▶ _Exercise materials_
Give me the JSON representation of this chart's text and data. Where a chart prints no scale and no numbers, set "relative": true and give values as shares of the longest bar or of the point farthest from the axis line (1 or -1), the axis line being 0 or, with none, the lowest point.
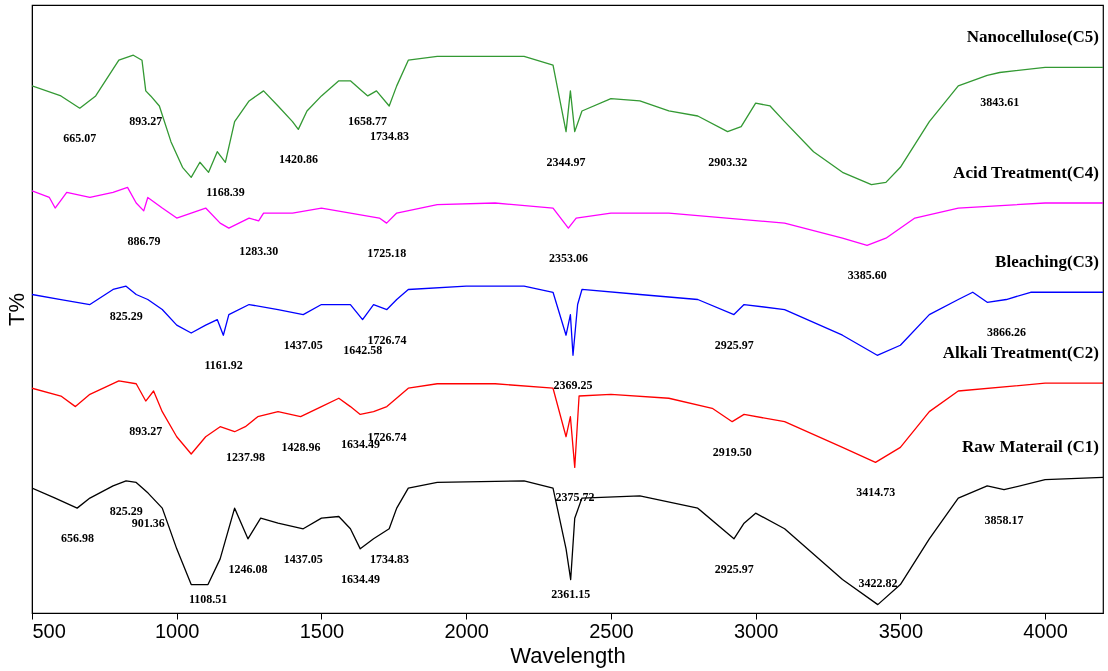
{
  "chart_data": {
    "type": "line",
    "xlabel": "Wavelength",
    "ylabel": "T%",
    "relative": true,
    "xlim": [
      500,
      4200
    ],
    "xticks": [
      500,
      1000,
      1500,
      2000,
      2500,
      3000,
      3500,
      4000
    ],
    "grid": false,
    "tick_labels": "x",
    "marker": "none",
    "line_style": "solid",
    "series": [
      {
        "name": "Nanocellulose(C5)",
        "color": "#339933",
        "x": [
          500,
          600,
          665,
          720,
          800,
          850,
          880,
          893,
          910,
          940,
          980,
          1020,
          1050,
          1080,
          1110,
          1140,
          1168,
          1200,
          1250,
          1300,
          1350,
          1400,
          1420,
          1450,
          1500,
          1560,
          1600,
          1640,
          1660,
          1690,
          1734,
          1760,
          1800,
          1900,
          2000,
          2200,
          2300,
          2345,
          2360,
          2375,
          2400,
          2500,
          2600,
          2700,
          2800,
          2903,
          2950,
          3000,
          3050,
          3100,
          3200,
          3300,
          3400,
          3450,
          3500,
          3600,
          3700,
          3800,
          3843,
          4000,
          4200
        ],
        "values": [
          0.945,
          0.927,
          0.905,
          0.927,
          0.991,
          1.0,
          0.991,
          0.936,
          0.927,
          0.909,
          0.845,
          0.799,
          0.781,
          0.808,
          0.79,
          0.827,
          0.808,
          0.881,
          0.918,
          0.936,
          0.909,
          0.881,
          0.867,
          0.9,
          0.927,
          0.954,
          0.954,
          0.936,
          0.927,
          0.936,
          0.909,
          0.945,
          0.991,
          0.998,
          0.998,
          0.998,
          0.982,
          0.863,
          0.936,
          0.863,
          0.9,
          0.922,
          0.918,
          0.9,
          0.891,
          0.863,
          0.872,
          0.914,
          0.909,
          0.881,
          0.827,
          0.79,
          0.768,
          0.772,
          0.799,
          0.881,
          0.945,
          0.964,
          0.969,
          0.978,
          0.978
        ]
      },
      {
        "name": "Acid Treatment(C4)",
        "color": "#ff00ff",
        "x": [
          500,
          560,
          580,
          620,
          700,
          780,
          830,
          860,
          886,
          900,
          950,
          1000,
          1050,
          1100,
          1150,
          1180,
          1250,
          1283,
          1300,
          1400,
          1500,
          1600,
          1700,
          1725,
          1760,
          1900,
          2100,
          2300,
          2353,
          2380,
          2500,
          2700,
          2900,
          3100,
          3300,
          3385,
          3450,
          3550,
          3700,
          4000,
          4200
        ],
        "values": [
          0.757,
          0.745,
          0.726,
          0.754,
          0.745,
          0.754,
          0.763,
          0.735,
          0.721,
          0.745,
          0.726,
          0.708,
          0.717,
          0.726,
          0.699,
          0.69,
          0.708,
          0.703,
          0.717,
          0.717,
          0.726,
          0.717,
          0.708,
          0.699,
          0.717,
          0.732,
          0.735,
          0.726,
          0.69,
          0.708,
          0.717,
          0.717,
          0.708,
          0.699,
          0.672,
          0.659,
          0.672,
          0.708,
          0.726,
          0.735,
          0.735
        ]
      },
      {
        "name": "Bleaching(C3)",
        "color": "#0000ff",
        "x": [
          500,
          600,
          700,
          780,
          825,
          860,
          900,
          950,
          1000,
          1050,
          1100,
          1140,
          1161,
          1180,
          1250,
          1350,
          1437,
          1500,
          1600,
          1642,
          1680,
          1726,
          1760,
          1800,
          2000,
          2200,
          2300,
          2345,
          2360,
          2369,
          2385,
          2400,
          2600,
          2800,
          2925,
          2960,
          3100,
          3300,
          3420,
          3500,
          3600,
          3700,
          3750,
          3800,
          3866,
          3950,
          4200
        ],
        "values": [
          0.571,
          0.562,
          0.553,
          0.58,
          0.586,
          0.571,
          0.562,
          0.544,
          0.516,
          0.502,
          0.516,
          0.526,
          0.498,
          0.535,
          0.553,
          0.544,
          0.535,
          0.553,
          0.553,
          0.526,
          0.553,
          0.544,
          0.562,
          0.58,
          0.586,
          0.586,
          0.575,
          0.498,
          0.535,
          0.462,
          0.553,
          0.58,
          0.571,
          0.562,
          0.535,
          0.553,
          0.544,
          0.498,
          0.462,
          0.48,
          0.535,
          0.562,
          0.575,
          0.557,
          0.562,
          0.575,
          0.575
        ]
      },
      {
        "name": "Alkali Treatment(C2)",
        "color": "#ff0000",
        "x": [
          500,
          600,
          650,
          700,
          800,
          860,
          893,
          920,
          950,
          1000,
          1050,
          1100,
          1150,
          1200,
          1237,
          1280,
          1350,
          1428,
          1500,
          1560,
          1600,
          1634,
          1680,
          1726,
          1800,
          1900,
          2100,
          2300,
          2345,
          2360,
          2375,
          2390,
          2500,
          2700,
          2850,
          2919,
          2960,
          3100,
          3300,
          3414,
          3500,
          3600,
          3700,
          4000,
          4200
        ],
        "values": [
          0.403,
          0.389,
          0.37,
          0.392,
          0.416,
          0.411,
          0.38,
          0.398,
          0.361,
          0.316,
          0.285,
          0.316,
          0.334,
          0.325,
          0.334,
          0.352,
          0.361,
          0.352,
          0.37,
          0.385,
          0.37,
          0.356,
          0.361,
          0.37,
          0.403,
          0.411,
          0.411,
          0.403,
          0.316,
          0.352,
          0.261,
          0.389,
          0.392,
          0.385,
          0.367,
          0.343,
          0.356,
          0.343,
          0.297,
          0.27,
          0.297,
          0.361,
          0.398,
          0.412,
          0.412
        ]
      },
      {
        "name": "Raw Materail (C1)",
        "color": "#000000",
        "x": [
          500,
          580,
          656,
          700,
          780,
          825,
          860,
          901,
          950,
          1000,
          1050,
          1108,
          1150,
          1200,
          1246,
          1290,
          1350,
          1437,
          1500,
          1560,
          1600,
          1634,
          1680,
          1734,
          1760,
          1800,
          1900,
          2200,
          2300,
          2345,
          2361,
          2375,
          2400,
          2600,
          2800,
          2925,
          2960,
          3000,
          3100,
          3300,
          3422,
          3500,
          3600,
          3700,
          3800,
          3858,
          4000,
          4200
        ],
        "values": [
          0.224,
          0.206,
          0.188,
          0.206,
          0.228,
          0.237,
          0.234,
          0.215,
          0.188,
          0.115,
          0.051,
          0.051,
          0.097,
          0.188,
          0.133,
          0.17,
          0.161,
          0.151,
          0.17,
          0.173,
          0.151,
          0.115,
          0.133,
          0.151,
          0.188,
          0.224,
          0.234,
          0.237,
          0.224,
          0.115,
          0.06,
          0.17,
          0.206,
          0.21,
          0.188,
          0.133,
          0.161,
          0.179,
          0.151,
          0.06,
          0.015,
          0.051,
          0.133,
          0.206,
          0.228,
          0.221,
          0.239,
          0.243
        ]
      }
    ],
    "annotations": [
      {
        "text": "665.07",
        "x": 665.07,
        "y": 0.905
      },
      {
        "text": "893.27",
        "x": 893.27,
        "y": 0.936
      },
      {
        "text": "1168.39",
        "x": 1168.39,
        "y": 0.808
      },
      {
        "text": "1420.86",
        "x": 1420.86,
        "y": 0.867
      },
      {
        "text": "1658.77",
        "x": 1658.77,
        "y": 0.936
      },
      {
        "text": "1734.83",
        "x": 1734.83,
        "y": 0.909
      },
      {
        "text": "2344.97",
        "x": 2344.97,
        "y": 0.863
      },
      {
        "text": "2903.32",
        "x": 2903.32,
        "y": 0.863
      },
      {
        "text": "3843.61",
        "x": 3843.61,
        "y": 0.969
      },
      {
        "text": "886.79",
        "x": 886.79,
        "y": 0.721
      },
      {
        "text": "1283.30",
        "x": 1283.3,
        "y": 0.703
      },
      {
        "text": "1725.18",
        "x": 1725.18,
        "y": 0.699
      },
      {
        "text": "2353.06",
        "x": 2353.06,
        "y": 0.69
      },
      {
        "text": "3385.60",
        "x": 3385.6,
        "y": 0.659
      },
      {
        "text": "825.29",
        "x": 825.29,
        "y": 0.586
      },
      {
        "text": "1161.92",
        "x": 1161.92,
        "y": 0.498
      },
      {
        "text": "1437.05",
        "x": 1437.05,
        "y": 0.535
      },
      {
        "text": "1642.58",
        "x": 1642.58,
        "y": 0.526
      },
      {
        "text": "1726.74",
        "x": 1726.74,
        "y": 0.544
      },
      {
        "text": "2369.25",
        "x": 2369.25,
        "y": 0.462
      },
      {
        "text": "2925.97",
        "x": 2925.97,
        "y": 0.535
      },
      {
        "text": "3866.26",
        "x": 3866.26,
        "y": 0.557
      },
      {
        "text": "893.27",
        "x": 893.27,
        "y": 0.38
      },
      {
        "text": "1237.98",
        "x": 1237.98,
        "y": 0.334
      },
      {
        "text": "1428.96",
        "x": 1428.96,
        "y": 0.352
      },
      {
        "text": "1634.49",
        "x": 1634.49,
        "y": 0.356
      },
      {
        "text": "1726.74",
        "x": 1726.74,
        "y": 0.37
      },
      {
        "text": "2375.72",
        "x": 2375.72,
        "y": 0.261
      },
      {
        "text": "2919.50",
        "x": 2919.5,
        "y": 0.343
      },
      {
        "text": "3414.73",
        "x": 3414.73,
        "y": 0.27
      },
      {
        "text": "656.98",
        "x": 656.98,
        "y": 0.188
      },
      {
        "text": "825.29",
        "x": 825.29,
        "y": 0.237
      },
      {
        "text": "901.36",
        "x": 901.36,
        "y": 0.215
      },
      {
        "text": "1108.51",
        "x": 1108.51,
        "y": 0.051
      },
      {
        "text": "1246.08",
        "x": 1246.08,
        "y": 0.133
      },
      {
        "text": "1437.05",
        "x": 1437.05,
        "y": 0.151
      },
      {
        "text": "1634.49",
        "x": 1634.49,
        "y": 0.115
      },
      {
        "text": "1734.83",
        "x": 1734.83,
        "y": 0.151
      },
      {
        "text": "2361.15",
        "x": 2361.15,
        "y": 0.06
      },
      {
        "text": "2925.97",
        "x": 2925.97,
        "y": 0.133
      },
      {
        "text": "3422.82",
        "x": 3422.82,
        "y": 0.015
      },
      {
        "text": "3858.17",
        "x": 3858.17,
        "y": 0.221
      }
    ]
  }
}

...

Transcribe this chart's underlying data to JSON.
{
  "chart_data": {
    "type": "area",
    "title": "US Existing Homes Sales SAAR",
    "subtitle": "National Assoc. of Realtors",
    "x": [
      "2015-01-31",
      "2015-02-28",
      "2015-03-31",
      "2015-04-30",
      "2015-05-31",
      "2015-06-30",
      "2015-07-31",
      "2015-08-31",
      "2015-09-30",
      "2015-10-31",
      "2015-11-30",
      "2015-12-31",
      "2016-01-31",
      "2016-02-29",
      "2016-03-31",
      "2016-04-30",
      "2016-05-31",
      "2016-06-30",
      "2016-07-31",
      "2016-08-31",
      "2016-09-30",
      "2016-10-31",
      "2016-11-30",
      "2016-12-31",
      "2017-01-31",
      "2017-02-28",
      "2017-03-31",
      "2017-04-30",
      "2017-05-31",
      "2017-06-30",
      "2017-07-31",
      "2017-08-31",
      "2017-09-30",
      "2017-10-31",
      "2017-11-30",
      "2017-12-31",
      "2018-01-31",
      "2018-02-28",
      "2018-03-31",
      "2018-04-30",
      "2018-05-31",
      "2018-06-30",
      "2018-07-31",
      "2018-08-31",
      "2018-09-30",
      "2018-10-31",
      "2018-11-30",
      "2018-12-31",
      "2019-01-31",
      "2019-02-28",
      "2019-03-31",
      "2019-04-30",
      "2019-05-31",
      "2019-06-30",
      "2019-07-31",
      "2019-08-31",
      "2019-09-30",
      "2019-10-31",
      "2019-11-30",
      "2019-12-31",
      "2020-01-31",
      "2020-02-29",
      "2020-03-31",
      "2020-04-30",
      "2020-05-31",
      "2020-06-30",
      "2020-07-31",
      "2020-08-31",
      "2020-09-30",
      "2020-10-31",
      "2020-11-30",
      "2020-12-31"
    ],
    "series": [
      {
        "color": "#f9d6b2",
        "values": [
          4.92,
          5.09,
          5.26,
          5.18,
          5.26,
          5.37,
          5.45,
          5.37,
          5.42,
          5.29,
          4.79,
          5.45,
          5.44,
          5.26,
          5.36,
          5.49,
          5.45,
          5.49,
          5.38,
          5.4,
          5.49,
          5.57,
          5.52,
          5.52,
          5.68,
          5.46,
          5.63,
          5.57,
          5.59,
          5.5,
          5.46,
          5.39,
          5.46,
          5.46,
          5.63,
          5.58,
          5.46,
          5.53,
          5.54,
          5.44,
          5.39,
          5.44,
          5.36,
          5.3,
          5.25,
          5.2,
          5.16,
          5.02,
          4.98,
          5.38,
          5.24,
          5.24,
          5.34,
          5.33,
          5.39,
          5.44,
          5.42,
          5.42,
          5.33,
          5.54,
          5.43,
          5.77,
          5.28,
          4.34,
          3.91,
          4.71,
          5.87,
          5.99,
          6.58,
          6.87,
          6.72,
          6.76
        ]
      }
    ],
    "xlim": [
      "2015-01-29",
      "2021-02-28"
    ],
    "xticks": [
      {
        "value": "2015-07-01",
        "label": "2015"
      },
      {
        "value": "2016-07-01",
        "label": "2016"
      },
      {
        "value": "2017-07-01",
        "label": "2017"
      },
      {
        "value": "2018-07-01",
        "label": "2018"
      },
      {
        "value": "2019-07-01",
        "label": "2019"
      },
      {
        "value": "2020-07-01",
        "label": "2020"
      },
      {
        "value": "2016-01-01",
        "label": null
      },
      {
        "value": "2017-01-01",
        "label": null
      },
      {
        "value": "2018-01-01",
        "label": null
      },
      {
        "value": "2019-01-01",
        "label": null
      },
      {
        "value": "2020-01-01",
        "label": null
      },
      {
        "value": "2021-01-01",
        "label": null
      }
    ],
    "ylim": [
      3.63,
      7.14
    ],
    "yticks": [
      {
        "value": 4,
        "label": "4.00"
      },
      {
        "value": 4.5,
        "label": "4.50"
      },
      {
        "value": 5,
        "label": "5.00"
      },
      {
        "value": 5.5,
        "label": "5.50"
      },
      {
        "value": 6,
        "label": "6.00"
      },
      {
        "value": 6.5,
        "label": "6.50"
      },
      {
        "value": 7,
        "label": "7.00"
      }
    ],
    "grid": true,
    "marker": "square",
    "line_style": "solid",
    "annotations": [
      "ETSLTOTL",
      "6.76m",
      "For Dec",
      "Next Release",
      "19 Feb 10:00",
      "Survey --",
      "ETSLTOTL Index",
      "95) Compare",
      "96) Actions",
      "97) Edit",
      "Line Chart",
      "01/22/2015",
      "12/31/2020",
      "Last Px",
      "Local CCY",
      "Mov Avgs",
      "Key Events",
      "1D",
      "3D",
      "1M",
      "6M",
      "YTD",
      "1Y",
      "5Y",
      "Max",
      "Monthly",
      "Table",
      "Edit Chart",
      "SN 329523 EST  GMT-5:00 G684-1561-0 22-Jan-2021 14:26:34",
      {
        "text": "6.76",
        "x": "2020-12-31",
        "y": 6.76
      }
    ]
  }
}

* * *

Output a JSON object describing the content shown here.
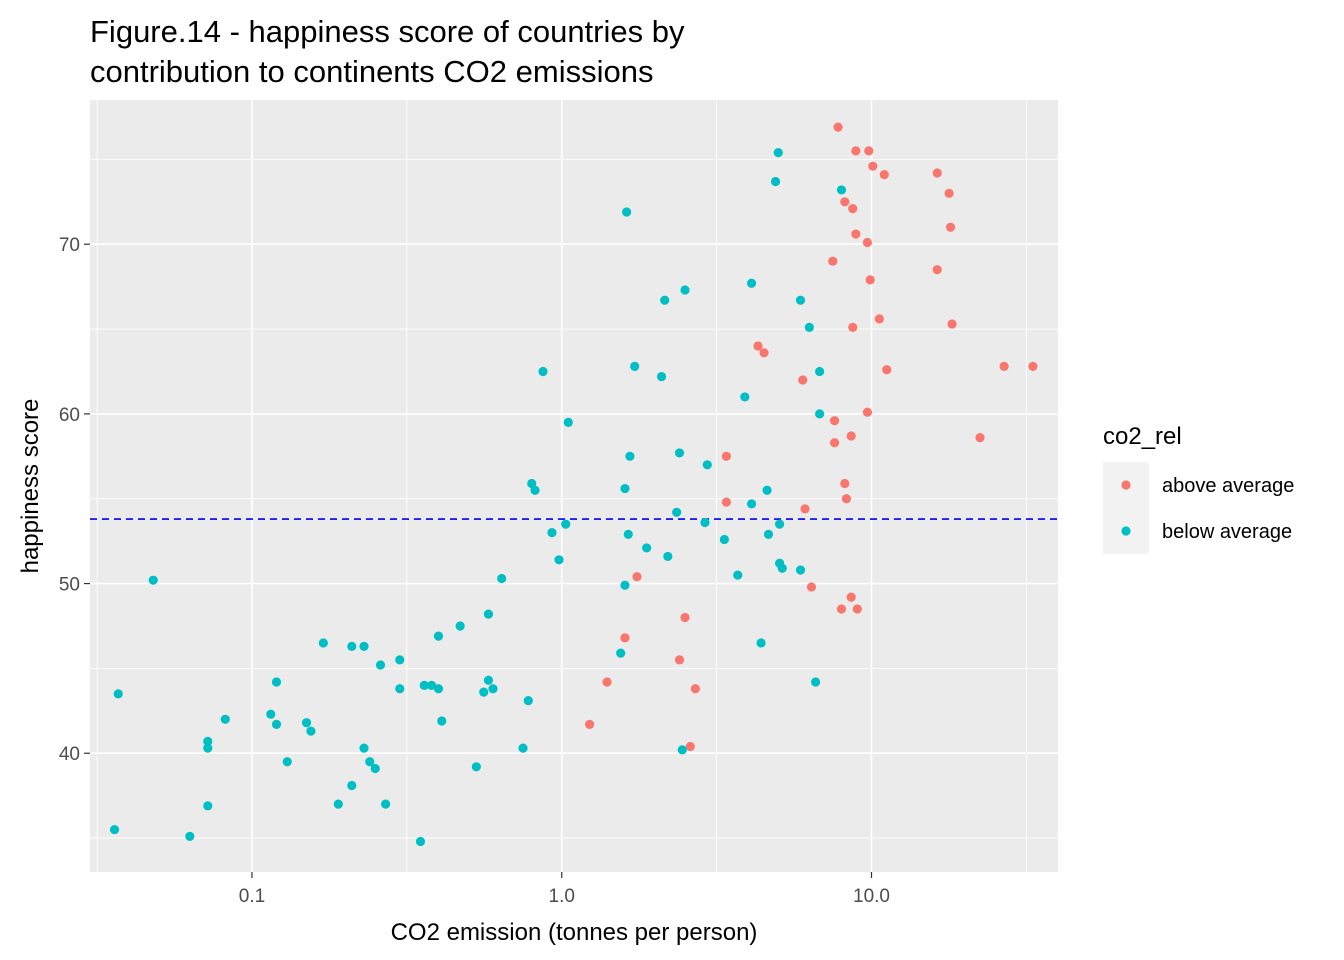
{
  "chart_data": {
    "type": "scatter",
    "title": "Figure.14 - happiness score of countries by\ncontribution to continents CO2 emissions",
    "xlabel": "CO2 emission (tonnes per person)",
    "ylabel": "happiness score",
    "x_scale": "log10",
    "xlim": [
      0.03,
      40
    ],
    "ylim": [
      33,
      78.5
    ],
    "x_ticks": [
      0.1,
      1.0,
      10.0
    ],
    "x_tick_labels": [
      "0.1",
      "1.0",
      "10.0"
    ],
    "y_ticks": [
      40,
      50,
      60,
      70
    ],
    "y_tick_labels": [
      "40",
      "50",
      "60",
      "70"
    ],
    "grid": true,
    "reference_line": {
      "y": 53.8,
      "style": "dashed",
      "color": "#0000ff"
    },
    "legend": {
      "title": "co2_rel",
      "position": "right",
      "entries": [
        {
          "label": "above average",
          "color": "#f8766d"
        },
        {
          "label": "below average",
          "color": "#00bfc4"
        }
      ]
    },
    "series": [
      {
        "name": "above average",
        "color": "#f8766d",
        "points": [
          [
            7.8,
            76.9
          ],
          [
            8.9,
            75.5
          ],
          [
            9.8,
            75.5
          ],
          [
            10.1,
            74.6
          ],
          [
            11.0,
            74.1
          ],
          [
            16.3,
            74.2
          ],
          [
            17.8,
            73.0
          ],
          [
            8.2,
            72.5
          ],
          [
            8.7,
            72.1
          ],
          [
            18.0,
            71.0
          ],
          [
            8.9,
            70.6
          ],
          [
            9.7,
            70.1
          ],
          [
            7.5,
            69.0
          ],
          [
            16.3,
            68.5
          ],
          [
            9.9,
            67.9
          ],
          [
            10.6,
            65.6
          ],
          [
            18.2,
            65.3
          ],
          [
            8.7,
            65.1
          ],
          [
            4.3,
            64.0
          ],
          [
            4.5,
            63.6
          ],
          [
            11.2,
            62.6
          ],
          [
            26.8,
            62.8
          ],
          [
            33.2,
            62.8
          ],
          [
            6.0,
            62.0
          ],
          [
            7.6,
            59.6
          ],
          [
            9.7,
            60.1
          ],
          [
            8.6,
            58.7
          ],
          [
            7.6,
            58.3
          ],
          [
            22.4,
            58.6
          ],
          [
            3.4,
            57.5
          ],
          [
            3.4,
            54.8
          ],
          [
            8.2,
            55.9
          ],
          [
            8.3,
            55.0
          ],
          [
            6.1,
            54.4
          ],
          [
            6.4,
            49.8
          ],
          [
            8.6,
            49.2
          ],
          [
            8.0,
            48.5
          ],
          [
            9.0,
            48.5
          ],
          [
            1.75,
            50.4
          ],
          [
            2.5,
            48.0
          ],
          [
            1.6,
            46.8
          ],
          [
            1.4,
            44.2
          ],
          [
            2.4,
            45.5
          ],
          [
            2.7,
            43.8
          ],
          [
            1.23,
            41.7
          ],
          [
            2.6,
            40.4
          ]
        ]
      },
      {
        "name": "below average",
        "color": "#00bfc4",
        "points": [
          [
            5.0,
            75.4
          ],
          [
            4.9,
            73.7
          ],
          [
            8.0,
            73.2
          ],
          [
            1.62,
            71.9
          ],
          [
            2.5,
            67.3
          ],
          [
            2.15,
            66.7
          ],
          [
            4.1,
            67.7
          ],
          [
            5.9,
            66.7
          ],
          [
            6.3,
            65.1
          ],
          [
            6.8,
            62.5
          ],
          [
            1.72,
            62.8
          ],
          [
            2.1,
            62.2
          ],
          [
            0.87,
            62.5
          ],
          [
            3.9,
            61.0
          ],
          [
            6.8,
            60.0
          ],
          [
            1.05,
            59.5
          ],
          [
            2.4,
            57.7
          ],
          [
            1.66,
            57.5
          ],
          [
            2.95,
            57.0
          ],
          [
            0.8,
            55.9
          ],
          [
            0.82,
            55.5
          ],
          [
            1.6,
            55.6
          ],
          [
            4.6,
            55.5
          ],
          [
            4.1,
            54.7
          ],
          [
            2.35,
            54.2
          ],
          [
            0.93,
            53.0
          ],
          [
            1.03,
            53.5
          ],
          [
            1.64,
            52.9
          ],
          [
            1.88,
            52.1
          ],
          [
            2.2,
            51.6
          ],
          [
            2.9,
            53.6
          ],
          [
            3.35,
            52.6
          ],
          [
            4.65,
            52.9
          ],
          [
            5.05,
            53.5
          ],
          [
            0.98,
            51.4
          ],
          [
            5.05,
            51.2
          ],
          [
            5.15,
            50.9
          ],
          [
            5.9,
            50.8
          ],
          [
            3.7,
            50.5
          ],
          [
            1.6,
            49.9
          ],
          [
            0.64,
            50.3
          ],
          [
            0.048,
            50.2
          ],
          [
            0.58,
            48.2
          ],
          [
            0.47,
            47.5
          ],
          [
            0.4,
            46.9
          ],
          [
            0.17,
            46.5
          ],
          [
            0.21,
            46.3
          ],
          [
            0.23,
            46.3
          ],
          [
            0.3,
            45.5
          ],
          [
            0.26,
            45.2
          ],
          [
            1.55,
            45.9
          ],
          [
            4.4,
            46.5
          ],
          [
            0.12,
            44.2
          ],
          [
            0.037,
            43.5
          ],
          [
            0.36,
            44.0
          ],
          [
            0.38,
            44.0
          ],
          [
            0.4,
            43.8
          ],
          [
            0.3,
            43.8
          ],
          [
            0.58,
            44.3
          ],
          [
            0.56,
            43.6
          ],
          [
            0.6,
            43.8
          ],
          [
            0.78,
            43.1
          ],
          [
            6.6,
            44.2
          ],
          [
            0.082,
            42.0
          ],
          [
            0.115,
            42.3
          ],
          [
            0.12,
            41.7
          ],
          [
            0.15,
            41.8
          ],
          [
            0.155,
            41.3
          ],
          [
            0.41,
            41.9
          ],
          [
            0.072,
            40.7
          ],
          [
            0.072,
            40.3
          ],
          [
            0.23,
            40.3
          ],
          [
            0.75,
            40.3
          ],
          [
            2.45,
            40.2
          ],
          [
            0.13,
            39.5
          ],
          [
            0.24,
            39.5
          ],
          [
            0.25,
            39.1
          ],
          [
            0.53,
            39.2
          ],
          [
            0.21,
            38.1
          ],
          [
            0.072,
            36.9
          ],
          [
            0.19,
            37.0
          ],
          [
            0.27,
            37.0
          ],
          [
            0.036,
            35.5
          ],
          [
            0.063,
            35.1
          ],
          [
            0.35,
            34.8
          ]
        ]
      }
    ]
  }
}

▶ _Exercise_
Gather all lines where the word "true" appears.

▶ _Response below_
Give me the JSON representation of this chart's text and data. Where a chart prints no scale and no numbers, set "relative": true and give values as shares of the longest bar or of the point farthest from the axis line (1 or -1), the axis line being 0 or, with none, the lowest point.
    "relative": true,
    "grid": true,
    "grid": true,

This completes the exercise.